▶ **EXERCISE DIRECTIONS**
Everything from the line with "Give me a plain-text" through the last line of the records below should be copied exactly, both ends included.

▶ **RECORDS TO PROCESS**

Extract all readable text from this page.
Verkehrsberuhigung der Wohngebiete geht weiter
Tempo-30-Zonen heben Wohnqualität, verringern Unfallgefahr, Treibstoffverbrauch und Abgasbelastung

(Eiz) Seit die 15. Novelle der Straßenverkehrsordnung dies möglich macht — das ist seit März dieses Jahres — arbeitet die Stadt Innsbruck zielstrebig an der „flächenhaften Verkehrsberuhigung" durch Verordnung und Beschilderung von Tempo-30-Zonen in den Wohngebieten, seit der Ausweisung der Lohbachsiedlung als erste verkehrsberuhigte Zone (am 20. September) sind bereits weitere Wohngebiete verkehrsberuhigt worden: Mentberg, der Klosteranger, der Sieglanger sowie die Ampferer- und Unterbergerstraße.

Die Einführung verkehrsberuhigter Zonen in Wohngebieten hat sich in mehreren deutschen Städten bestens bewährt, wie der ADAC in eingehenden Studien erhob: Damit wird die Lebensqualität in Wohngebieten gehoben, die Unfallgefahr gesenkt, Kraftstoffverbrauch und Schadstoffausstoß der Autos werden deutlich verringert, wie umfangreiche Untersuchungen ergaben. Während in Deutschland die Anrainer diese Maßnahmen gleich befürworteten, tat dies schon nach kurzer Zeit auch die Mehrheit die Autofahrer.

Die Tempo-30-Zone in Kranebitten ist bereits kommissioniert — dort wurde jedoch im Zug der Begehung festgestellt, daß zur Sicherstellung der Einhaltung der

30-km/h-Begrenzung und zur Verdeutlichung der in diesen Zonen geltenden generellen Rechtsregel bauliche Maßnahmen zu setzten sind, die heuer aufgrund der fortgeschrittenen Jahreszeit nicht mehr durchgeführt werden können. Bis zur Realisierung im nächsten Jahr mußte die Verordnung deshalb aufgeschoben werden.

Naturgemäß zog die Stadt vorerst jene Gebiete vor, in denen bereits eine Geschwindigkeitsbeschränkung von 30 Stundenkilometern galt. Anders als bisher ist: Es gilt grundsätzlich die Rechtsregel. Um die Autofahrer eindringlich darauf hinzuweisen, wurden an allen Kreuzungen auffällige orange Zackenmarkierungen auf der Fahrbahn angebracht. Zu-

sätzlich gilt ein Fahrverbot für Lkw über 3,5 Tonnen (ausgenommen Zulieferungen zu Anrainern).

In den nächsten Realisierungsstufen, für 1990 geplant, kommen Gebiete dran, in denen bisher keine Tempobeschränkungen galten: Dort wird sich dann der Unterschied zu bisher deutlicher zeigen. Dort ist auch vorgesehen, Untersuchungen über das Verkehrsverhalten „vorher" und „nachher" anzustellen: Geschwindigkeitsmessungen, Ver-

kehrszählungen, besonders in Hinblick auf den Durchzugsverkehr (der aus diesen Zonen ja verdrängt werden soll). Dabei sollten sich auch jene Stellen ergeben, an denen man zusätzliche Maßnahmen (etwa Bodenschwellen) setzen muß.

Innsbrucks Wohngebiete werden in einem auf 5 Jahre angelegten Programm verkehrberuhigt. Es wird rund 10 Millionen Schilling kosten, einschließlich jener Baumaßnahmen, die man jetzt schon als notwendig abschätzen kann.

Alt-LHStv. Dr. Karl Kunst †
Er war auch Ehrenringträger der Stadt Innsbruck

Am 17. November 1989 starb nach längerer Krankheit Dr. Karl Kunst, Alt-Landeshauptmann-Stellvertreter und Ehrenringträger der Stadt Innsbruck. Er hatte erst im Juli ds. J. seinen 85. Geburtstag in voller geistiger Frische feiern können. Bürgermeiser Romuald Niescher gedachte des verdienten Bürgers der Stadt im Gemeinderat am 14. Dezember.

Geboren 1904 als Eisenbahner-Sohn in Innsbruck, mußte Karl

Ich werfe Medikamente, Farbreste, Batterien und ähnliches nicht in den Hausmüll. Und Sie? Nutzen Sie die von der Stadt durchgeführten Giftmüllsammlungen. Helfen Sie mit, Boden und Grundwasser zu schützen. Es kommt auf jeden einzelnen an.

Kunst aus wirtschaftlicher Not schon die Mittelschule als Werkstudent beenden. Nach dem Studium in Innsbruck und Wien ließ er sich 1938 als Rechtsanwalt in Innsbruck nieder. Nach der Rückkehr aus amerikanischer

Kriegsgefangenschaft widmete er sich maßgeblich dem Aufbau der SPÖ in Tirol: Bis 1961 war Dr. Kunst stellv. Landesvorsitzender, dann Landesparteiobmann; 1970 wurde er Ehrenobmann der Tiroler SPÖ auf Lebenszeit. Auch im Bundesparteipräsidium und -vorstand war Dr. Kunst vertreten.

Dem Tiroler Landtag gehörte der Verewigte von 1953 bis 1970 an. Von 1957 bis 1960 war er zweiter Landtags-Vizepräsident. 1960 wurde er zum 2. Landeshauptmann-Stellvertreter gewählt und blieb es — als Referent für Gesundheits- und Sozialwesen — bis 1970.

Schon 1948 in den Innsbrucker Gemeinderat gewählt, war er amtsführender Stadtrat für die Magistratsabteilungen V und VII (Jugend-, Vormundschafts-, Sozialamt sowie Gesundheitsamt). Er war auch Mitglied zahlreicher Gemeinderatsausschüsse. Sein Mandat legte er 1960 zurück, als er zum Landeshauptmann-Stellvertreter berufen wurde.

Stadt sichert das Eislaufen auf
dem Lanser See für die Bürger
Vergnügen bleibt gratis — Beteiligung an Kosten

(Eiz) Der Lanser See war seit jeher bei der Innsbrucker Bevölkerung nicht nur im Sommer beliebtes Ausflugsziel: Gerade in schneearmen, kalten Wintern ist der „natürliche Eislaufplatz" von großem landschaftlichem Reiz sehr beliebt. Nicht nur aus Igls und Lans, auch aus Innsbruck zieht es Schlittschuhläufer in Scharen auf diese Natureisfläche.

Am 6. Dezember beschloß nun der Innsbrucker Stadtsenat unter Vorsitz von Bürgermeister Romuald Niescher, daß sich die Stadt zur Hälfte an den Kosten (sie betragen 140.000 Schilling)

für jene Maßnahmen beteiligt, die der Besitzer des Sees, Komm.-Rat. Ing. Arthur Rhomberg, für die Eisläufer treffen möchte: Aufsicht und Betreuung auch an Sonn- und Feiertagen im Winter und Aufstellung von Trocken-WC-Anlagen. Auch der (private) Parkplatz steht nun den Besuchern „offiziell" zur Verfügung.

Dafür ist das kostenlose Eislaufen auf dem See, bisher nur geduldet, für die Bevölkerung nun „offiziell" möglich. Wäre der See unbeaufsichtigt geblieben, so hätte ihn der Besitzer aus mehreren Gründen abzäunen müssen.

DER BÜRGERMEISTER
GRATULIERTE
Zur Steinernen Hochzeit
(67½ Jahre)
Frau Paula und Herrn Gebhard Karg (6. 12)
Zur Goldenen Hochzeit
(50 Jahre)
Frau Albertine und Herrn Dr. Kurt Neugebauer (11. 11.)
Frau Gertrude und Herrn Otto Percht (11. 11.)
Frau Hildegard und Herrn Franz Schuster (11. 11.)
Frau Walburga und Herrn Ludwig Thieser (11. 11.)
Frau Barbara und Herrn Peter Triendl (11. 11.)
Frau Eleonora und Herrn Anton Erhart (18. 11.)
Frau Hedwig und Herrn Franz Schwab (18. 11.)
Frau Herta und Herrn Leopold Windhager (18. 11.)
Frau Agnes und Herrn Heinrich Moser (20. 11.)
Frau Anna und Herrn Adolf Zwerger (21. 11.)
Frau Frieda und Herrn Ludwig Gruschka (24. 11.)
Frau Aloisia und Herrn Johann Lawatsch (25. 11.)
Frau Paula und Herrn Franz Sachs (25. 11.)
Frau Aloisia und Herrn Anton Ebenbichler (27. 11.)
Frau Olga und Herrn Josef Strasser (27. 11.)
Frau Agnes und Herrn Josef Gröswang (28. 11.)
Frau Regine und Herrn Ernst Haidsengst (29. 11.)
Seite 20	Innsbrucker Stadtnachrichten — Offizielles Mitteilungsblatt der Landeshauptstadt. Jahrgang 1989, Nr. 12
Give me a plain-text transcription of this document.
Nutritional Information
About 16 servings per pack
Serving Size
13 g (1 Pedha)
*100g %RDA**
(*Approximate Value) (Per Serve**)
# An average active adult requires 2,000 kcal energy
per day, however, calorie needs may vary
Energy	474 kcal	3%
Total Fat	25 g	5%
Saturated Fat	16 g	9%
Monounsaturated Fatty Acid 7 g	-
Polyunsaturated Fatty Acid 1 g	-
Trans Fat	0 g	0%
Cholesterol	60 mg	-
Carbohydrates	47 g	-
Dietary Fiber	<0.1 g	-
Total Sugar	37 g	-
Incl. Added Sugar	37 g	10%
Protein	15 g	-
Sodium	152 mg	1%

▶ **WRITTEN RESPONSE**
Give me a plain-text transcription of this document.
Nutritional Information
About 16 servings per pack
Serving Size
13 g (1 Pedha)
*100g %RDA**
(*Approximate Value) (Per Serve**)
# An average active adult requires 2,000 kcal energy
per day, however, calorie needs may vary
Energy	474 kcal	3%
Total Fat	25 g	5%
Saturated Fat	16 g	9%
Monounsaturated Fatty Acid 7 g	-
Polyunsaturated Fatty Acid 1 g	-
Trans Fat	0 g	0%
Cholesterol	60 mg	-
Carbohydrates	47 g	-
Dietary Fiber	<0.1 g	-
Total Sugar	37 g	-
Incl. Added Sugar	37 g	10%
Protein	15 g	-
Sodium	152 mg	1%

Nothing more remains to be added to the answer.